* **STATED TASK**
Go over the entries below line by line, copying each one that contains the word "data".

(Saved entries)
────────────────────────────────────────

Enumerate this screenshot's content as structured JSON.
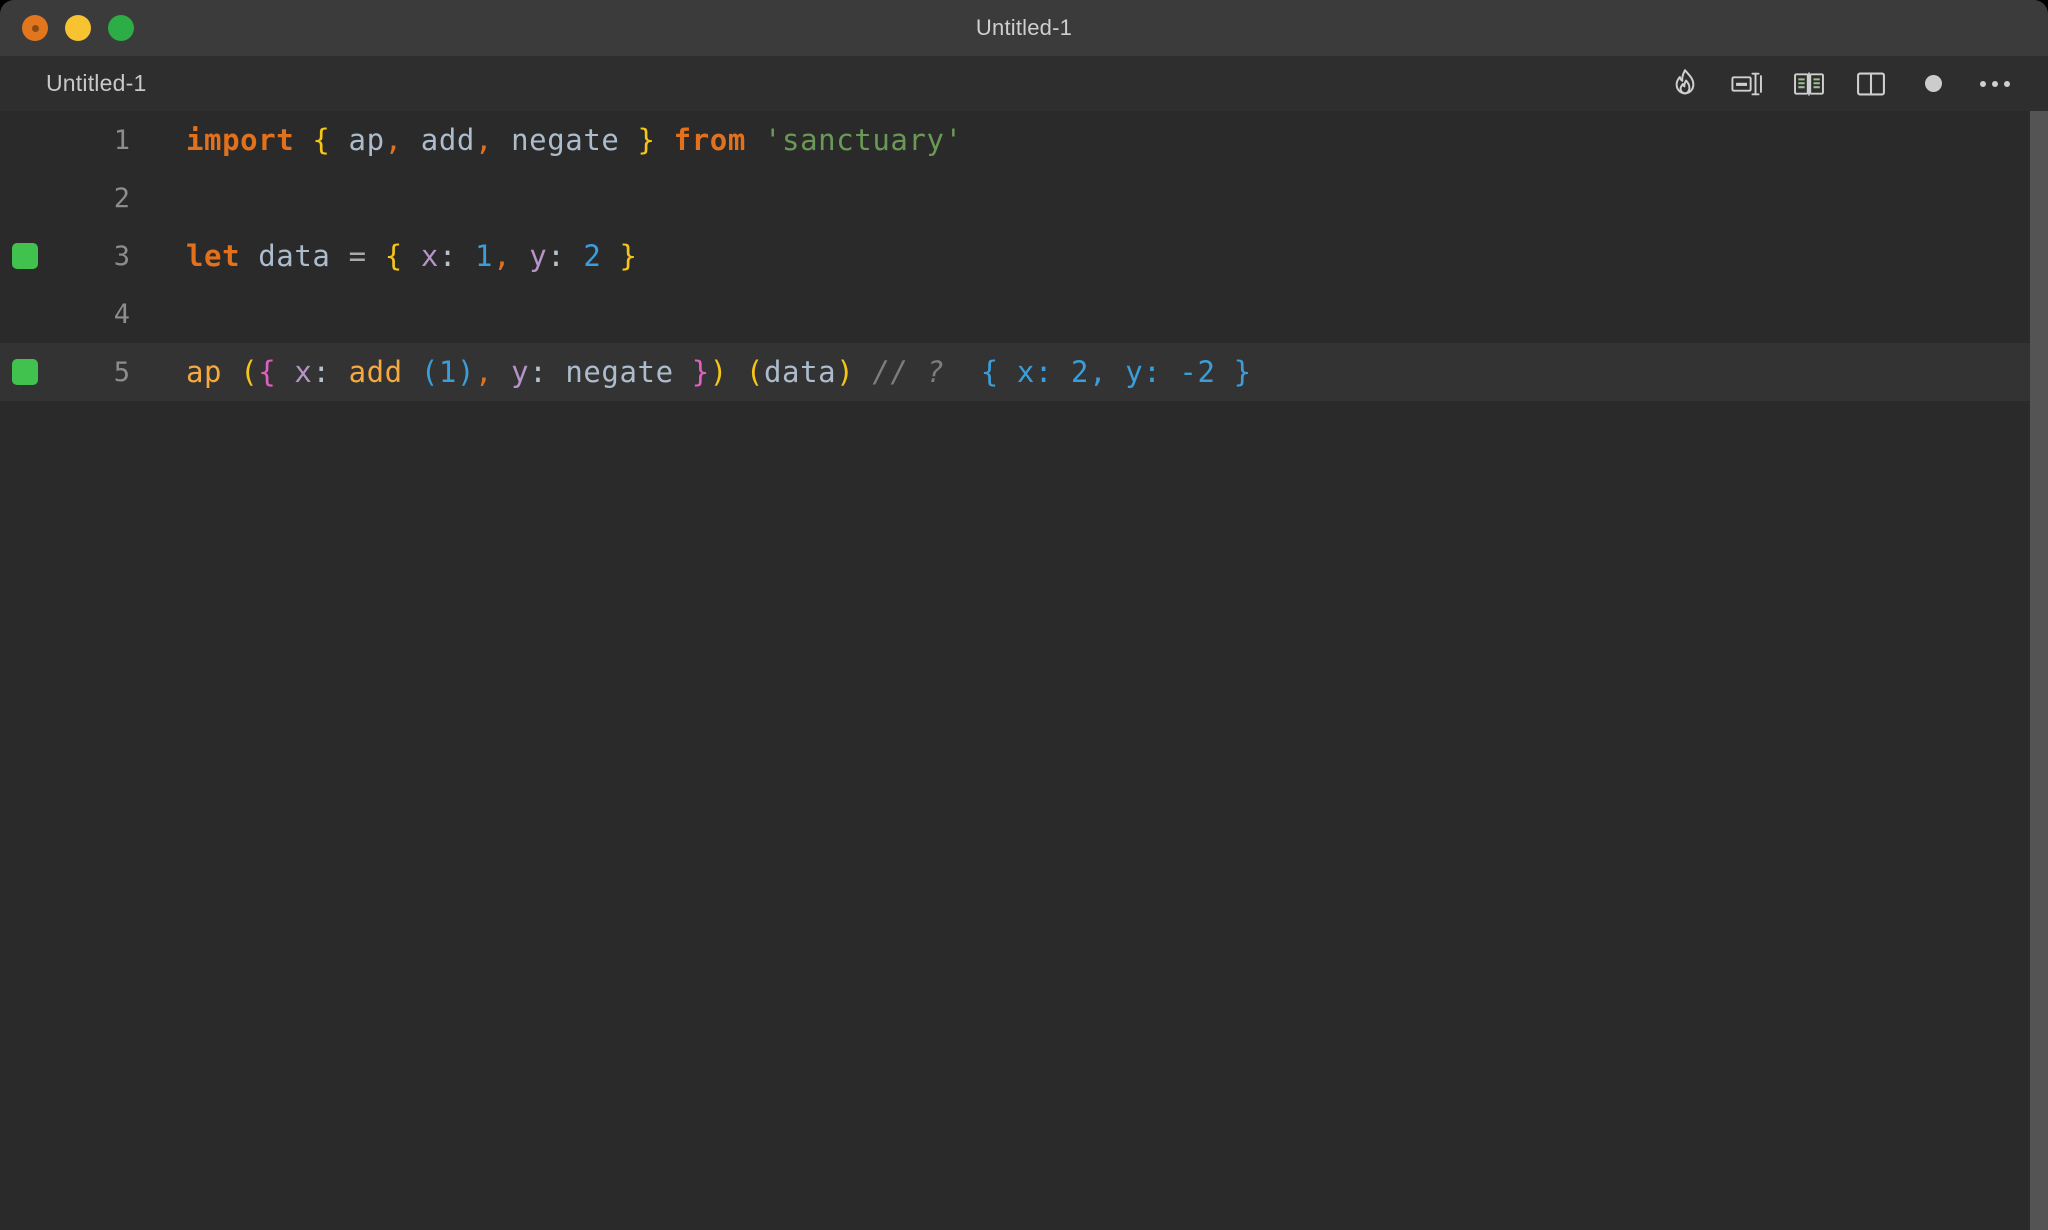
{
  "window": {
    "title": "Untitled-1",
    "traffic_lights": [
      {
        "name": "close",
        "color": "#e2761f"
      },
      {
        "name": "minimize",
        "color": "#f7c331"
      },
      {
        "name": "maximize",
        "color": "#2cad45"
      }
    ]
  },
  "tabbar": {
    "tabs": [
      {
        "label": "Untitled-1",
        "active": true
      }
    ],
    "toolbar_icons": [
      {
        "name": "flame-icon",
        "label": "Run / Quokka"
      },
      {
        "name": "format-document-icon",
        "label": "Format Document"
      },
      {
        "name": "open-book-icon",
        "label": "Open Preview"
      },
      {
        "name": "split-editor-icon",
        "label": "Split Editor"
      },
      {
        "name": "unsaved-dot-icon",
        "label": "Unsaved changes"
      },
      {
        "name": "more-actions-ellipsis-icon",
        "label": "More Actions..."
      }
    ]
  },
  "editor": {
    "background": "#2a2a2a",
    "active_line_background": "#333333",
    "gutter_marker_color": "#41c14e",
    "lines": [
      {
        "number": "1",
        "marker": false,
        "active": false,
        "text": "import { ap, add, negate } from 'sanctuary'",
        "tokens": [
          {
            "t": "import",
            "c": "t-keyword"
          },
          {
            "t": " ",
            "c": "t-op"
          },
          {
            "t": "{",
            "c": "t-brace"
          },
          {
            "t": " ",
            "c": "t-op"
          },
          {
            "t": "ap",
            "c": "t-ident"
          },
          {
            "t": ",",
            "c": "t-comma"
          },
          {
            "t": " ",
            "c": "t-op"
          },
          {
            "t": "add",
            "c": "t-ident"
          },
          {
            "t": ",",
            "c": "t-comma"
          },
          {
            "t": " ",
            "c": "t-op"
          },
          {
            "t": "negate",
            "c": "t-ident"
          },
          {
            "t": " ",
            "c": "t-op"
          },
          {
            "t": "}",
            "c": "t-brace"
          },
          {
            "t": " ",
            "c": "t-op"
          },
          {
            "t": "from",
            "c": "t-keyword"
          },
          {
            "t": " ",
            "c": "t-op"
          },
          {
            "t": "'sanctuary'",
            "c": "t-string"
          }
        ]
      },
      {
        "number": "2",
        "marker": false,
        "active": false,
        "text": "",
        "tokens": []
      },
      {
        "number": "3",
        "marker": true,
        "active": false,
        "text": "let data = { x: 1, y: 2 }",
        "tokens": [
          {
            "t": "let",
            "c": "t-keyword"
          },
          {
            "t": " ",
            "c": "t-op"
          },
          {
            "t": "data",
            "c": "t-ident"
          },
          {
            "t": " ",
            "c": "t-op"
          },
          {
            "t": "=",
            "c": "t-op"
          },
          {
            "t": " ",
            "c": "t-op"
          },
          {
            "t": "{",
            "c": "t-brace"
          },
          {
            "t": " ",
            "c": "t-op"
          },
          {
            "t": "x",
            "c": "t-key"
          },
          {
            "t": ":",
            "c": "t-colon"
          },
          {
            "t": " ",
            "c": "t-op"
          },
          {
            "t": "1",
            "c": "t-number"
          },
          {
            "t": ",",
            "c": "t-comma"
          },
          {
            "t": " ",
            "c": "t-op"
          },
          {
            "t": "y",
            "c": "t-key"
          },
          {
            "t": ":",
            "c": "t-colon"
          },
          {
            "t": " ",
            "c": "t-op"
          },
          {
            "t": "2",
            "c": "t-number"
          },
          {
            "t": " ",
            "c": "t-op"
          },
          {
            "t": "}",
            "c": "t-brace"
          }
        ]
      },
      {
        "number": "4",
        "marker": false,
        "active": false,
        "text": "",
        "tokens": []
      },
      {
        "number": "5",
        "marker": true,
        "active": true,
        "text": "ap ({ x: add (1), y: negate }) (data) // ?  { x: 2, y: -2 }",
        "tokens": [
          {
            "t": "ap",
            "c": "t-func"
          },
          {
            "t": " ",
            "c": "t-op"
          },
          {
            "t": "(",
            "c": "t-brace"
          },
          {
            "t": "{",
            "c": "t-brace-pink"
          },
          {
            "t": " ",
            "c": "t-op"
          },
          {
            "t": "x",
            "c": "t-key"
          },
          {
            "t": ":",
            "c": "t-colon"
          },
          {
            "t": " ",
            "c": "t-op"
          },
          {
            "t": "add",
            "c": "t-func"
          },
          {
            "t": " ",
            "c": "t-op"
          },
          {
            "t": "(",
            "c": "t-paren-blue"
          },
          {
            "t": "1",
            "c": "t-number"
          },
          {
            "t": ")",
            "c": "t-paren-blue"
          },
          {
            "t": ",",
            "c": "t-comma"
          },
          {
            "t": " ",
            "c": "t-op"
          },
          {
            "t": "y",
            "c": "t-key"
          },
          {
            "t": ":",
            "c": "t-colon"
          },
          {
            "t": " ",
            "c": "t-op"
          },
          {
            "t": "negate",
            "c": "t-ident"
          },
          {
            "t": " ",
            "c": "t-op"
          },
          {
            "t": "}",
            "c": "t-brace-pink"
          },
          {
            "t": ")",
            "c": "t-brace"
          },
          {
            "t": " ",
            "c": "t-op"
          },
          {
            "t": "(",
            "c": "t-brace"
          },
          {
            "t": "data",
            "c": "t-ident"
          },
          {
            "t": ")",
            "c": "t-brace"
          },
          {
            "t": " ",
            "c": "t-op"
          },
          {
            "t": "// ?",
            "c": "t-comment"
          },
          {
            "t": "  ",
            "c": "t-op"
          },
          {
            "t": "{ x: 2, y: -2 }",
            "c": "t-result"
          }
        ]
      }
    ]
  }
}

────────────────────────────────────────

* **THE COMPLETED TASK**
        "text": "let data = { x: 1, y: 2 }",
            "t": "data",
        "text": "ap ({ x: add (1), y: negate }) (data) // ?  { x: 2, y: -2 }",
            "t": "data",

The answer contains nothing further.